> [INSTRUCTION]
Each line containing the word "Samudra" must be collected.

** begin DATASET RECORDS **

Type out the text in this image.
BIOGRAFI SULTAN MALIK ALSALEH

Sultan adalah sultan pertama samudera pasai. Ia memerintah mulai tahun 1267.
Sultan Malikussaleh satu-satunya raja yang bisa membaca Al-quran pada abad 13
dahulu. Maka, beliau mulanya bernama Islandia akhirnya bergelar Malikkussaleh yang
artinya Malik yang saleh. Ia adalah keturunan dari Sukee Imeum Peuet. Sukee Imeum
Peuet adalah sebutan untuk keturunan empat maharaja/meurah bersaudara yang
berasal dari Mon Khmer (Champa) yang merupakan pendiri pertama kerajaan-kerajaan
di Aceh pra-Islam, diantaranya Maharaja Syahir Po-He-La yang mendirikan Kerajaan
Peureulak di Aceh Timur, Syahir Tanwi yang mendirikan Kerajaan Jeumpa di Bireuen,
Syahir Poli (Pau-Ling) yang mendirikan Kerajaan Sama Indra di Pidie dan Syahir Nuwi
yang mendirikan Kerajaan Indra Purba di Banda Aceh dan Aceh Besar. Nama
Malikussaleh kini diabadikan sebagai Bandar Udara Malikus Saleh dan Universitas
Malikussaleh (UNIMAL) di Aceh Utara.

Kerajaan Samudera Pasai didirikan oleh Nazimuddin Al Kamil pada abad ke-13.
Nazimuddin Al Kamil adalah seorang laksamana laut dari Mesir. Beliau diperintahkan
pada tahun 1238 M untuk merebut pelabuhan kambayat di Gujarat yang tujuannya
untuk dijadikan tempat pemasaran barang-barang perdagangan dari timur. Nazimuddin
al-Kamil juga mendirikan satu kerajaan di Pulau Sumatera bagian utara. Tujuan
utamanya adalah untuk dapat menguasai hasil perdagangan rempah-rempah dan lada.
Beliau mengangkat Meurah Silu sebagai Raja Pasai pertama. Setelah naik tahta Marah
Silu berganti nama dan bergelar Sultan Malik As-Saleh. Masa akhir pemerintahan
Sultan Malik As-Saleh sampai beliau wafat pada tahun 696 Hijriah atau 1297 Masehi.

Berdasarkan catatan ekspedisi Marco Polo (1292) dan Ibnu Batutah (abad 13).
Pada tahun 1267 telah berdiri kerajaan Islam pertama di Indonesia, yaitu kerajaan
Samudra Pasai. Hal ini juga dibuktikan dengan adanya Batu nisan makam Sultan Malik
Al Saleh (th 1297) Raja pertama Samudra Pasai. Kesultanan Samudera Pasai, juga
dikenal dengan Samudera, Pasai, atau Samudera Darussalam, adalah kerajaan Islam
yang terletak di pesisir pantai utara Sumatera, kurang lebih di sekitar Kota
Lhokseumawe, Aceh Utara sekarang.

** end DATASET RECORDS **

> [RESPONSE]
Samudra Pasai. Hal ini juga dibuktikan dengan adanya Batu nisan makam Sultan Malik
Al Saleh (th 1297) Raja pertama Samudra Pasai. Kesultanan Samudera Pasai, juga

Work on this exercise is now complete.